• **The request**
Transcribe all of the material exactly.

==============================

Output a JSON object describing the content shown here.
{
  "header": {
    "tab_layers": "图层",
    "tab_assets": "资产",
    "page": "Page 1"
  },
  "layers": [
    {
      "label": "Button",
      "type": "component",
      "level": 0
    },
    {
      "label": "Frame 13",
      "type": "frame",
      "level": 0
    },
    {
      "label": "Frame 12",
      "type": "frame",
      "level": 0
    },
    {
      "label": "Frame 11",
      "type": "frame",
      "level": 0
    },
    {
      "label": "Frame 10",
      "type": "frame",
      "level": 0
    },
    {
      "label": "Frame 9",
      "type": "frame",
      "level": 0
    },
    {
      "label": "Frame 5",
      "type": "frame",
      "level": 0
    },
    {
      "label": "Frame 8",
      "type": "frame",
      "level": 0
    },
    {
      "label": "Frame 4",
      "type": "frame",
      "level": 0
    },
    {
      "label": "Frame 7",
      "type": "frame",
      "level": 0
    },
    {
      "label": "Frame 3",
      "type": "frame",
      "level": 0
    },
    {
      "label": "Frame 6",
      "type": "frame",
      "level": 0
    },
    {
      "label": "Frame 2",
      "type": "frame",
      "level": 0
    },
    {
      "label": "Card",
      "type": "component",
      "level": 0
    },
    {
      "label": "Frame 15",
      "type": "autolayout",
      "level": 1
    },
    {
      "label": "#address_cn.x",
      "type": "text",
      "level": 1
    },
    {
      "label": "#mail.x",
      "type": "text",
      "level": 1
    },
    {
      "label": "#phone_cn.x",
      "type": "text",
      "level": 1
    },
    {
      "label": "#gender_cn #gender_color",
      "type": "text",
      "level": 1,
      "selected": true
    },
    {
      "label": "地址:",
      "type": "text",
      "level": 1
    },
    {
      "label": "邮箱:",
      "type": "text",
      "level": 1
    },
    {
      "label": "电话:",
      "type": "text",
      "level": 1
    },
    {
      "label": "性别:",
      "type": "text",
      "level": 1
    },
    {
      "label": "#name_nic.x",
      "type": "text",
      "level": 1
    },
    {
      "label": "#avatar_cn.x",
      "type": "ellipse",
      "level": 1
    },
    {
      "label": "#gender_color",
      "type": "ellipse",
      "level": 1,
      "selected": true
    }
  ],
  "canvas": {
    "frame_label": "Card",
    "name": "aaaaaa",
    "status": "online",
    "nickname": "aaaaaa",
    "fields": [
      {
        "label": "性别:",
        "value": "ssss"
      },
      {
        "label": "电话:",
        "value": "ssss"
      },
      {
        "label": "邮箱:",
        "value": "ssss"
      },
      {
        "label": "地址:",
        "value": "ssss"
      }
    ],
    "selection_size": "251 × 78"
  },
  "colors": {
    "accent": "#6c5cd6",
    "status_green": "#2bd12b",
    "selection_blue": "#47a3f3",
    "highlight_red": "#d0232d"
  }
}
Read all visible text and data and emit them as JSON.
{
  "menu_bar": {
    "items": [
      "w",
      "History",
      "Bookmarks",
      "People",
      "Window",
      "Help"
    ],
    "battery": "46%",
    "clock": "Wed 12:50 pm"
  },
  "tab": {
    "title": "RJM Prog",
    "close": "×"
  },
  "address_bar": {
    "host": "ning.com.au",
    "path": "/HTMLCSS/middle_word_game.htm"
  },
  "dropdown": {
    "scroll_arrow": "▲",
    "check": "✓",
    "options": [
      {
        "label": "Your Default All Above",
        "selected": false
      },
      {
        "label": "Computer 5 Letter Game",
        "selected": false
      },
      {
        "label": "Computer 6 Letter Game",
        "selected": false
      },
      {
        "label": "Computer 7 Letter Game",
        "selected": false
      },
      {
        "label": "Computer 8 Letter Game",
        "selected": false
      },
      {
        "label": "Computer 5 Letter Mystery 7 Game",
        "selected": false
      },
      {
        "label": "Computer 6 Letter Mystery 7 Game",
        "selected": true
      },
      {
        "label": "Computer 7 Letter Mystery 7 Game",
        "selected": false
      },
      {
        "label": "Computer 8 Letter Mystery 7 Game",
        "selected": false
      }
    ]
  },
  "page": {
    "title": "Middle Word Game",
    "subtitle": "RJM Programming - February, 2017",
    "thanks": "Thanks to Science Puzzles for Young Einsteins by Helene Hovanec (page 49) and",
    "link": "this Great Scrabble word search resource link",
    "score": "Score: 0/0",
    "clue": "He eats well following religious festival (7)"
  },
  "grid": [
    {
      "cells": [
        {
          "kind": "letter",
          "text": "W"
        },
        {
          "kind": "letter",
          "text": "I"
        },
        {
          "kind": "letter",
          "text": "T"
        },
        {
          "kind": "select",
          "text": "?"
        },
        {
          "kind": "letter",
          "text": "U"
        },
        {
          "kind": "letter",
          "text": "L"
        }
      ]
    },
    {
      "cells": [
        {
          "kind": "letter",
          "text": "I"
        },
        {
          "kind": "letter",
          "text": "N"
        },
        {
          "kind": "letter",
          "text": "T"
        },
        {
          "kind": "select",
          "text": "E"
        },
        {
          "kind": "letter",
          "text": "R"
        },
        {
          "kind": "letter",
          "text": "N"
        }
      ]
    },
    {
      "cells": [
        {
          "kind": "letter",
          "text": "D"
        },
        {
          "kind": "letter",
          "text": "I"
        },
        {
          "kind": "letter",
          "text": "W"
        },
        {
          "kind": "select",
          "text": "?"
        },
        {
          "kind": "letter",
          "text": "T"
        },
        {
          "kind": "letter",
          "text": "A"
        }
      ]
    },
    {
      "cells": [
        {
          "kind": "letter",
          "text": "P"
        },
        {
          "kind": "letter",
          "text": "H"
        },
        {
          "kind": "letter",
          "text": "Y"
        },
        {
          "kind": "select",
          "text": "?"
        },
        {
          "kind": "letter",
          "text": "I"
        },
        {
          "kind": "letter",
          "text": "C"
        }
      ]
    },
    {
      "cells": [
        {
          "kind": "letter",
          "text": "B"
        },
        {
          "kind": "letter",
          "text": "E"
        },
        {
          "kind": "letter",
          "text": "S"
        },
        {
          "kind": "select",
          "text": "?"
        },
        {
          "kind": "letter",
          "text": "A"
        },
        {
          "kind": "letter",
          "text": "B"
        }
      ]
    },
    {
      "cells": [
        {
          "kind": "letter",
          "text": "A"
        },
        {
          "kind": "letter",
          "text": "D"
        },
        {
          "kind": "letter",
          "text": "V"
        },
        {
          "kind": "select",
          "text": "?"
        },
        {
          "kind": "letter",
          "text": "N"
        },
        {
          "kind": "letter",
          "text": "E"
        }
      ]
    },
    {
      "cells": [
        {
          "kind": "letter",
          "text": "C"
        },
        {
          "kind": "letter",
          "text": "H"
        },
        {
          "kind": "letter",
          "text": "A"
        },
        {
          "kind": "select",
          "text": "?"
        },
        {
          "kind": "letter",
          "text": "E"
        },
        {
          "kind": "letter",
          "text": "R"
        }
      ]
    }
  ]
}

==============================

• **Solution to the exercise**
Output a JSON object describing the content shown here.
{
  "header": {
    "tab_layers": "图层",
    "tab_assets": "资产",
    "page": "Page 1"
  },
  "layers": [
    {
      "label": "Button",
      "type": "component",
      "level": 0
    },
    {
      "label": "Frame 13",
      "type": "frame",
      "level": 0
    },
    {
      "label": "Frame 12",
      "type": "frame",
      "level": 0
    },
    {
      "label": "Frame 11",
      "type": "frame",
      "level": 0
    },
    {
      "label": "Frame 10",
      "type": "frame",
      "level": 0
    },
    {
      "label": "Frame 9",
      "type": "frame",
      "level": 0
    },
    {
      "label": "Frame 5",
      "type": "frame",
      "level": 0
    },
    {
      "label": "Frame 8",
      "type": "frame",
      "level": 0
    },
    {
      "label": "Frame 4",
      "type": "frame",
      "level": 0
    },
    {
      "label": "Frame 7",
      "type": "frame",
      "level": 0
    },
    {
      "label": "Frame 3",
      "type": "frame",
      "level": 0
    },
    {
      "label": "Frame 6",
      "type": "frame",
      "level": 0
    },
    {
      "label": "Frame 2",
      "type": "frame",
      "level": 0
    },
    {
      "label": "Card",
      "type": "component",
      "level": 0
    },
    {
      "label": "Frame 15",
      "type": "autolayout",
      "level": 1
    },
    {
      "label": "#address_cn.x",
      "type": "text",
      "level": 1
    },
    {
      "label": "#mail.x",
      "type": "text",
      "level": 1
    },
    {
      "label": "#phone_cn.x",
      "type": "text",
      "level": 1
    },
    {
      "label": "#gender_cn #gender_color",
      "type": "text",
      "level": 1,
      "selected": true
    },
    {
      "label": "地址:",
      "type": "text",
      "level": 1
    },
    {
      "label": "邮箱:",
      "type": "text",
      "level": 1
    },
    {
      "label": "电话:",
      "type": "text",
      "level": 1
    },
    {
      "label": "性别:",
      "type": "text",
      "level": 1
    },
    {
      "label": "#name_nic.x",
      "type": "text",
      "level": 1
    },
    {
      "label": "#avatar_cn.x",
      "type": "ellipse",
      "level": 1
    },
    {
      "label": "#gender_color",
      "type": "ellipse",
      "level": 1,
      "selected": true
    }
  ],
  "canvas": {
    "frame_label": "Card",
    "name": "aaaaaa",
    "status": "online",
    "nickname": "aaaaaa",
    "fields": [
      {
        "label": "性别:",
        "value": "ssss"
      },
      {
        "label": "电话:",
        "value": "ssss"
      },
      {
        "label": "邮箱:",
        "value": "ssss"
      },
      {
        "label": "地址:",
        "value": "ssss"
      }
    ],
    "selection_size": "251 × 78"
  },
  "colors": {
    "accent": "#6c5cd6",
    "status_green": "#2bd12b",
    "selection_blue": "#47a3f3",
    "highlight_red": "#d0232d"
  }
}
Read all visible text and data and emit them as JSON.
{
  "menu_bar": {
    "items": [
      "w",
      "History",
      "Bookmarks",
      "People",
      "Window",
      "Help"
    ],
    "battery": "46%",
    "clock": "Wed 12:50 pm"
  },
  "tab": {
    "title": "RJM Prog",
    "close": "×"
  },
  "address_bar": {
    "host": "ning.com.au",
    "path": "/HTMLCSS/middle_word_game.htm"
  },
  "dropdown": {
    "scroll_arrow": "▲",
    "check": "✓",
    "options": [
      {
        "label": "Your Default All Above",
        "selected": false
      },
      {
        "label": "Computer 5 Letter Game",
        "selected": false
      },
      {
        "label": "Computer 6 Letter Game",
        "selected": false
      },
      {
        "label": "Computer 7 Letter Game",
        "selected": false
      },
      {
        "label": "Computer 8 Letter Game",
        "selected": false
      },
      {
        "label": "Computer 5 Letter Mystery 7 Game",
        "selected": false
      },
      {
        "label": "Computer 6 Letter Mystery 7 Game",
        "selected": true
      },
      {
        "label": "Computer 7 Letter Mystery 7 Game",
        "selected": false
      },
      {
        "label": "Computer 8 Letter Mystery 7 Game",
        "selected": false
      }
    ]
  },
  "page": {
    "title": "Middle Word Game",
    "subtitle": "RJM Programming - February, 2017",
    "thanks": "Thanks to Science Puzzles for Young Einsteins by Helene Hovanec (page 49) and",
    "link": "this Great Scrabble word search resource link",
    "score": "Score: 0/0",
    "clue": "He eats well following religious festival (7)"
  },
  "grid": [
    {
      "cells": [
        {
          "kind": "letter",
          "text": "W"
        },
        {
          "kind": "letter",
          "text": "I"
        },
        {
          "kind": "letter",
          "text": "T"
        },
        {
          "kind": "select",
          "text": "?"
        },
        {
          "kind": "letter",
          "text": "U"
        },
        {
          "kind": "letter",
          "text": "L"
        }
      ]
    },
    {
      "cells": [
        {
          "kind": "letter",
          "text": "I"
        },
        {
          "kind": "letter",
          "text": "N"
        },
        {
          "kind": "letter",
          "text": "T"
        },
        {
          "kind": "select",
          "text": "E"
        },
        {
          "kind": "letter",
          "text": "R"
        },
        {
          "kind": "letter",
          "text": "N"
        }
      ]
    },
    {
      "cells": [
        {
          "kind": "letter",
          "text": "D"
        },
        {
          "kind": "letter",
          "text": "I"
        },
        {
          "kind": "letter",
          "text": "W"
        },
        {
          "kind": "select",
          "text": "?"
        },
        {
          "kind": "letter",
          "text": "T"
        },
        {
          "kind": "letter",
          "text": "A"
        }
      ]
    },
    {
      "cells": [
        {
          "kind": "letter",
          "text": "P"
        },
        {
          "kind": "letter",
          "text": "H"
        },
        {
          "kind": "letter",
          "text": "Y"
        },
        {
          "kind": "select",
          "text": "?"
        },
        {
          "kind": "letter",
          "text": "I"
        },
        {
          "kind": "letter",
          "text": "C"
        }
      ]
    },
    {
      "cells": [
        {
          "kind": "letter",
          "text": "B"
        },
        {
          "kind": "letter",
          "text": "E"
        },
        {
          "kind": "letter",
          "text": "S"
        },
        {
          "kind": "select",
          "text": "?"
        },
        {
          "kind": "letter",
          "text": "A"
        },
        {
          "kind": "letter",
          "text": "B"
        }
      ]
    },
    {
      "cells": [
        {
          "kind": "letter",
          "text": "A"
        },
        {
          "kind": "letter",
          "text": "D"
        },
        {
          "kind": "letter",
          "text": "V"
        },
        {
          "kind": "select",
          "text": "?"
        },
        {
          "kind": "letter",
          "text": "N"
        },
        {
          "kind": "letter",
          "text": "E"
        }
      ]
    },
    {
      "cells": [
        {
          "kind": "letter",
          "text": "C"
        },
        {
          "kind": "letter",
          "text": "H"
        },
        {
          "kind": "letter",
          "text": "A"
        },
        {
          "kind": "select",
          "text": "?"
        },
        {
          "kind": "letter",
          "text": "E"
        },
        {
          "kind": "letter",
          "text": "R"
        }
      ]
    }
  ]
}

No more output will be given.